--- start ENTRIES PROVIDED ---
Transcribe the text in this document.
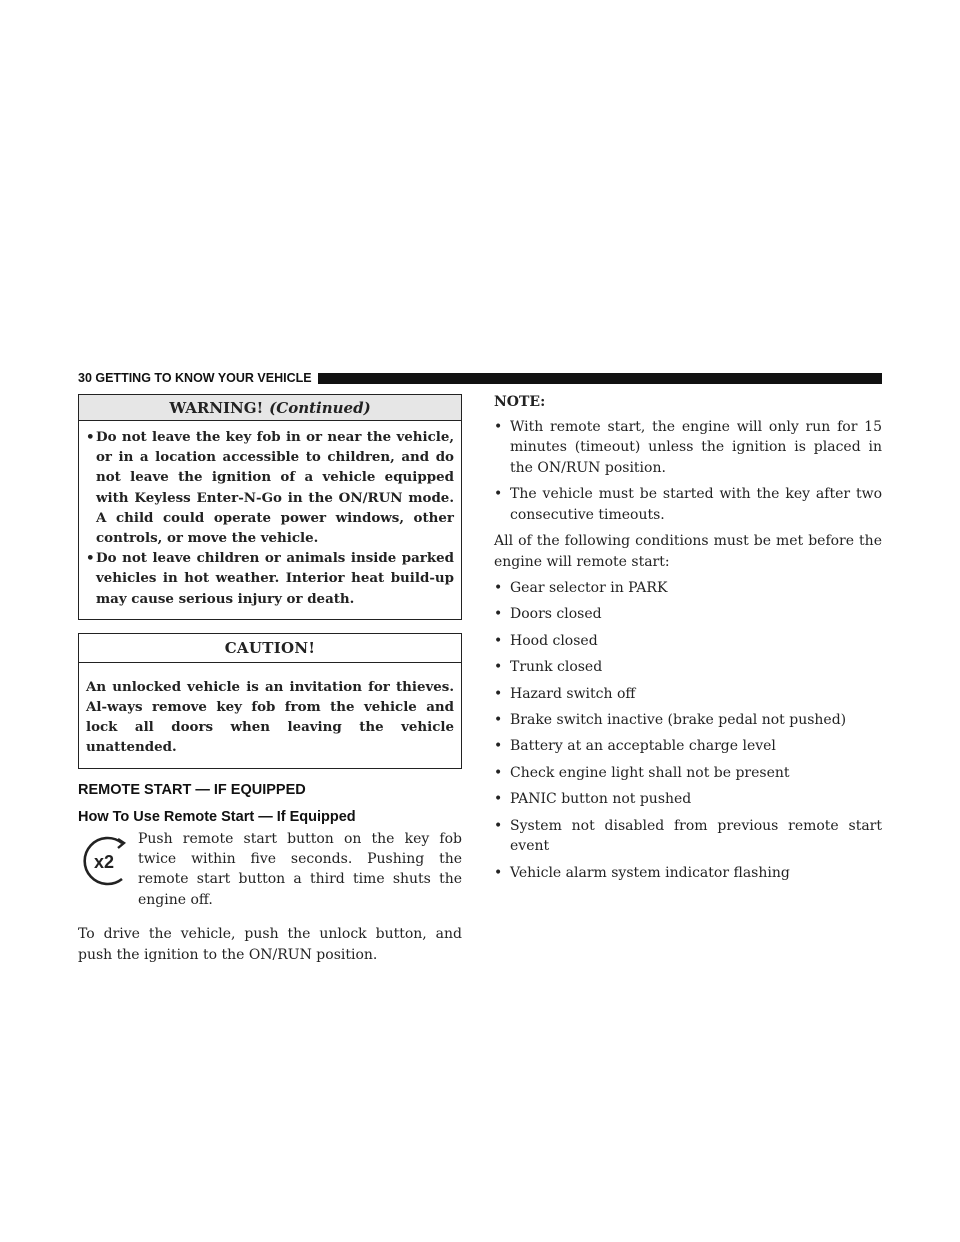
30 GETTING TO KNOW YOUR VEHICLE
WARNING! (Continued)
• Do not leave the key fob in or near the vehicle, or in a location accessible to children, and do not leave the ignition of a vehicle equipped with Keyless Enter-N-Go in the ON/RUN mode. A child could operate power windows, other controls, or move the vehicle.
• Do not leave children or animals inside parked vehicles in hot weather. Interior heat build-up may cause serious injury or death.
CAUTION!
An unlocked vehicle is an invitation for thieves. Al-ways remove key fob from the vehicle and lock all doors when leaving the vehicle unattended.
REMOTE START — IF EQUIPPED
How To Use Remote Start — If Equipped
x2
Push remote start button on the key fob twice within five seconds. Pushing the remote start button a third time shuts the engine off.
To drive the vehicle, push the unlock button, and push the ignition to the ON/RUN position.
NOTE:
• With remote start, the engine will only run for 15 minutes (timeout) unless the ignition is placed in the ON/RUN position.
• The vehicle must be started with the key after two consecutive timeouts.
All of the following conditions must be met before the engine will remote start:
• Gear selector in PARK
• Doors closed
• Hood closed
• Trunk closed
• Hazard switch off
• Brake switch inactive (brake pedal not pushed)
• Battery at an acceptable charge level
• Check engine light shall not be present
• PANIC button not pushed
• System not disabled from previous remote start event
• Vehicle alarm system indicator flashing
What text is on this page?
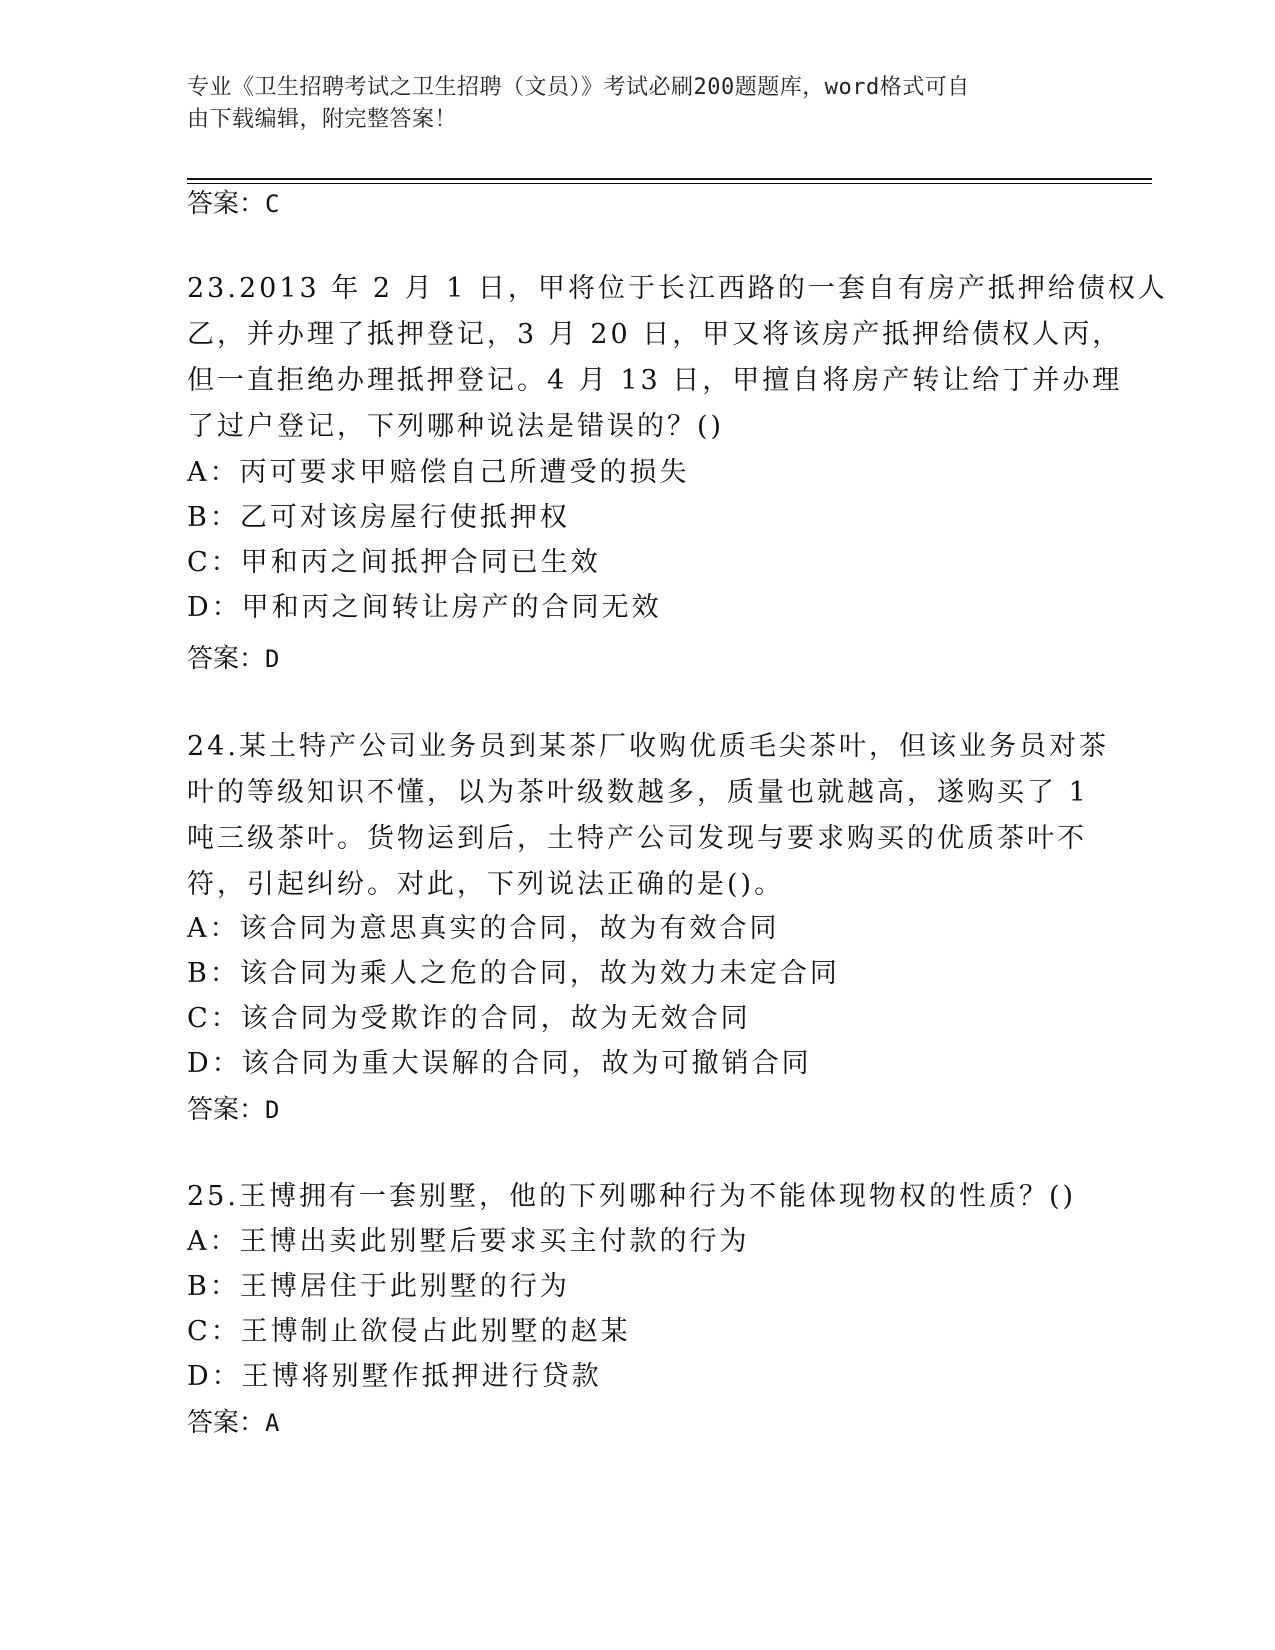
专业《卫生招聘考试之卫生招聘（文员）》考试必刷200题题库，word格式可自
由下载编辑，附完整答案！
答案：C
23.2013 年 2 月 1 日，甲将位于长江西路的一套自有房产抵押给债权人
乙，并办理了抵押登记，3 月 20 日，甲又将该房产抵押给债权人丙，
但一直拒绝办理抵押登记。4 月 13 日，甲擅自将房产转让给丁并办理
了过户登记，下列哪种说法是错误的？()
A：丙可要求甲赔偿自己所遭受的损失
B：乙可对该房屋行使抵押权
C：甲和丙之间抵押合同已生效
D：甲和丙之间转让房产的合同无效
答案：D
24.某土特产公司业务员到某茶厂收购优质毛尖茶叶，但该业务员对茶
叶的等级知识不懂，以为茶叶级数越多，质量也就越高，遂购买了 1
吨三级茶叶。货物运到后，土特产公司发现与要求购买的优质茶叶不
符，引起纠纷。对此，下列说法正确的是()。
A：该合同为意思真实的合同，故为有效合同
B：该合同为乘人之危的合同，故为效力未定合同
C：该合同为受欺诈的合同，故为无效合同
D：该合同为重大误解的合同，故为可撤销合同
答案：D
25.王博拥有一套别墅，他的下列哪种行为不能体现物权的性质？()
A：王博出卖此别墅后要求买主付款的行为
B：王博居住于此别墅的行为
C：王博制止欲侵占此别墅的赵某
D：王博将别墅作抵押进行贷款
答案：A
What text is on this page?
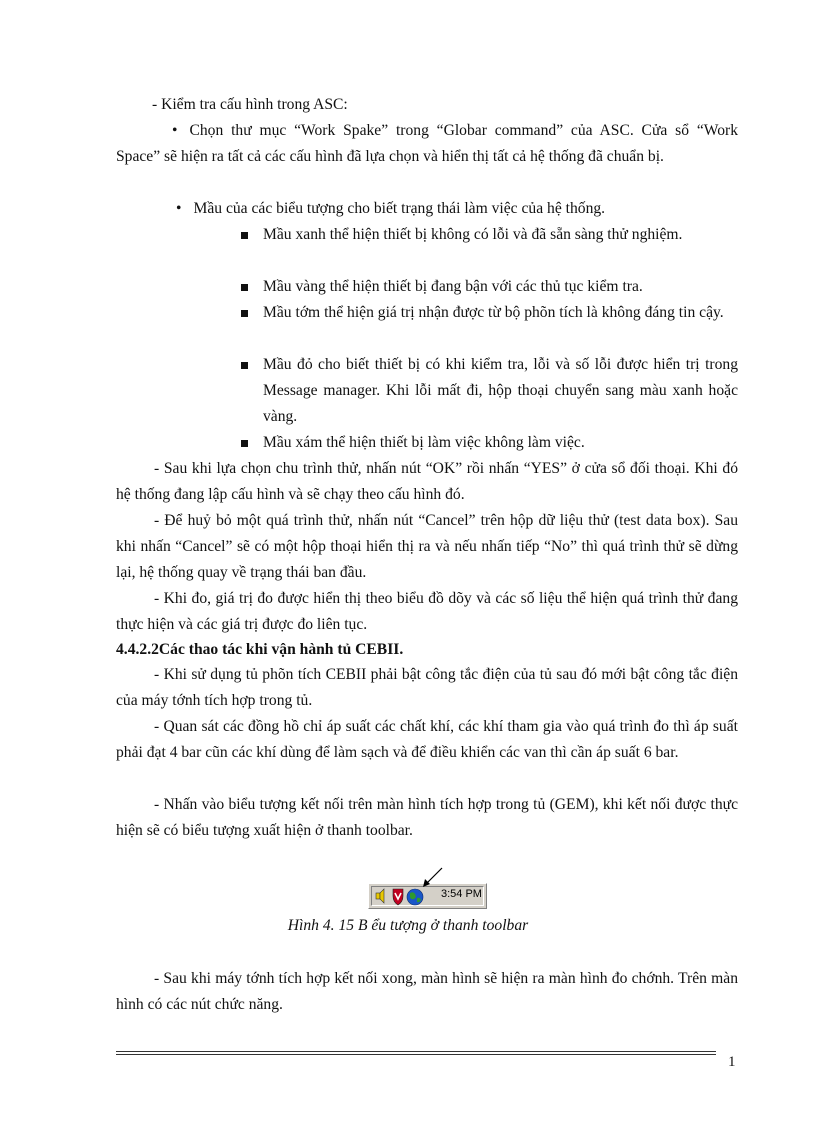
- Kiểm tra cấu hình trong ASC:

• Chọn thư mục “Work Spake” trong “Globar command” của ASC. Cửa sổ “Work Space” sẽ hiện ra tất cả các cấu hình đã lựa chọn và hiển thị tất cả hệ thống đã chuẩn bị.

• Mầu của các biểu tượng cho biết trạng thái làm việc của hệ thống.

Mầu xanh thể hiện thiết bị không có lỗi và đã sẵn sàng thử nghiệm.

Mầu vàng thể hiện thiết bị đang bận với các thủ tục kiểm tra.

Mầu tớm thể hiện giá trị nhận được từ bộ phõn tích là không đáng tin cậy.

Mầu đỏ cho biết thiết bị có khi kiểm tra, lỗi và số lỗi được hiển trị trong Message manager. Khi lỗi mất đi, hộp thoại chuyển sang màu xanh hoặc vàng.

Mầu xám thể hiện thiết bị làm việc không làm việc.

- Sau khi lựa chọn chu trình thử, nhấn nút “OK” rồi nhấn “YES” ở cửa sổ đối thoại. Khi đó hệ thống đang lập cấu hình và sẽ chạy theo cấu hình đó.

- Để huỷ bỏ một quá trình thử, nhấn nút “Cancel” trên hộp dữ liệu thử (test data box). Sau khi nhấn “Cancel” sẽ có một hộp thoại hiển thị ra và nếu nhấn tiếp “No” thì quá trình thử sẽ dừng lại, hệ thống quay về trạng thái ban đầu.

- Khi đo, giá trị đo được hiển thị theo biểu đồ dõy và các số liệu thể hiện quá trình thử đang thực hiện và các giá trị được đo liên tục.

4.4.2.2Các thao tác khi vận hành tủ CEBII.

- Khi sử dụng tủ phõn tích CEBII phải bật công tắc điện của tủ sau đó mới bật công tắc điện của máy tớnh tích hợp trong tủ.

- Quan sát các đồng hồ chỉ áp suất các chất khí, các khí tham gia vào quá trình đo thì áp suất phải đạt 4 bar cũn các khí dùng để làm sạch và để điều khiển các van thì cần áp suất 6 bar.

- Nhấn vào biểu tượng kết nối trên màn hình tích hợp trong tủ (GEM), khi kết nối được thực hiện sẽ có biểu tượng xuất hiện ở thanh toolbar.

3:54 PM
Hình 4. 15 B ểu tượng ở thanh toolbar

- Sau khi máy tớnh tích hợp kết nối xong, màn hình sẽ hiện ra màn hình đo chớnh. Trên màn hình có các nút chức năng.

1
--- end ENTRIES PROVIDED ---
Make an exact copy of the whole listing, but don't bring over any pictures.

Transcribe the text in this document.
30 GETTING TO KNOW YOUR VEHICLE
WARNING! (Continued)
• Do not leave the key fob in or near the vehicle, or in a location accessible to children, and do not leave the ignition of a vehicle equipped with Keyless Enter-N-Go in the ON/RUN mode. A child could operate power windows, other controls, or move the vehicle.
• Do not leave children or animals inside parked vehicles in hot weather. Interior heat build-up may cause serious injury or death.
CAUTION!
An unlocked vehicle is an invitation for thieves. Al-ways remove key fob from the vehicle and lock all doors when leaving the vehicle unattended.
REMOTE START — IF EQUIPPED
How To Use Remote Start — If Equipped
x2
Push remote start button on the key fob twice within five seconds. Pushing the remote start button a third time shuts the engine off.
To drive the vehicle, push the unlock button, and push the ignition to the ON/RUN position.
NOTE:
• With remote start, the engine will only run for 15 minutes (timeout) unless the ignition is placed in the ON/RUN position.
• The vehicle must be started with the key after two consecutive timeouts.
All of the following conditions must be met before the engine will remote start:
• Gear selector in PARK
• Doors closed
• Hood closed
• Trunk closed
• Hazard switch off
• Brake switch inactive (brake pedal not pushed)
• Battery at an acceptable charge level
• Check engine light shall not be present
• PANIC button not pushed
• System not disabled from previous remote start event
• Vehicle alarm system indicator flashing
What text is on this page?
专业《卫生招聘考试之卫生招聘（文员）》考试必刷200题题库，word格式可自
由下载编辑，附完整答案！
答案：C
23.2013 年 2 月 1 日，甲将位于长江西路的一套自有房产抵押给债权人
乙，并办理了抵押登记，3 月 20 日，甲又将该房产抵押给债权人丙，
但一直拒绝办理抵押登记。4 月 13 日，甲擅自将房产转让给丁并办理
了过户登记，下列哪种说法是错误的？()
A：丙可要求甲赔偿自己所遭受的损失
B：乙可对该房屋行使抵押权
C：甲和丙之间抵押合同已生效
D：甲和丙之间转让房产的合同无效
答案：D
24.某土特产公司业务员到某茶厂收购优质毛尖茶叶，但该业务员对茶
叶的等级知识不懂，以为茶叶级数越多，质量也就越高，遂购买了 1
吨三级茶叶。货物运到后，土特产公司发现与要求购买的优质茶叶不
符，引起纠纷。对此，下列说法正确的是()。
A：该合同为意思真实的合同，故为有效合同
B：该合同为乘人之危的合同，故为效力未定合同
C：该合同为受欺诈的合同，故为无效合同
D：该合同为重大误解的合同，故为可撤销合同
答案：D
25.王博拥有一套别墅，他的下列哪种行为不能体现物权的性质？()
A：王博出卖此别墅后要求买主付款的行为
B：王博居住于此别墅的行为
C：王博制止欲侵占此别墅的赵某
D：王博将别墅作抵押进行贷款
答案：A
What text is on this page?
- Kiểm tra cấu hình trong ASC:

• Chọn thư mục “Work Spake” trong “Globar command” của ASC. Cửa sổ “Work Space” sẽ hiện ra tất cả các cấu hình đã lựa chọn và hiển thị tất cả hệ thống đã chuẩn bị.

• Mầu của các biểu tượng cho biết trạng thái làm việc của hệ thống.

Mầu xanh thể hiện thiết bị không có lỗi và đã sẵn sàng thử nghiệm.

Mầu vàng thể hiện thiết bị đang bận với các thủ tục kiểm tra.

Mầu tớm thể hiện giá trị nhận được từ bộ phõn tích là không đáng tin cậy.

Mầu đỏ cho biết thiết bị có khi kiểm tra, lỗi và số lỗi được hiển trị trong Message manager. Khi lỗi mất đi, hộp thoại chuyển sang màu xanh hoặc vàng.

Mầu xám thể hiện thiết bị làm việc không làm việc.

- Sau khi lựa chọn chu trình thử, nhấn nút “OK” rồi nhấn “YES” ở cửa sổ đối thoại. Khi đó hệ thống đang lập cấu hình và sẽ chạy theo cấu hình đó.

- Để huỷ bỏ một quá trình thử, nhấn nút “Cancel” trên hộp dữ liệu thử (test data box). Sau khi nhấn “Cancel” sẽ có một hộp thoại hiển thị ra và nếu nhấn tiếp “No” thì quá trình thử sẽ dừng lại, hệ thống quay về trạng thái ban đầu.

- Khi đo, giá trị đo được hiển thị theo biểu đồ dõy và các số liệu thể hiện quá trình thử đang thực hiện và các giá trị được đo liên tục.

4.4.2.2Các thao tác khi vận hành tủ CEBII.

- Khi sử dụng tủ phõn tích CEBII phải bật công tắc điện của tủ sau đó mới bật công tắc điện của máy tớnh tích hợp trong tủ.

- Quan sát các đồng hồ chỉ áp suất các chất khí, các khí tham gia vào quá trình đo thì áp suất phải đạt 4 bar cũn các khí dùng để làm sạch và để điều khiển các van thì cần áp suất 6 bar.

- Nhấn vào biểu tượng kết nối trên màn hình tích hợp trong tủ (GEM), khi kết nối được thực hiện sẽ có biểu tượng xuất hiện ở thanh toolbar.

3:54 PM
Hình 4. 15 B ểu tượng ở thanh toolbar

- Sau khi máy tớnh tích hợp kết nối xong, màn hình sẽ hiện ra màn hình đo chớnh. Trên màn hình có các nút chức năng.

1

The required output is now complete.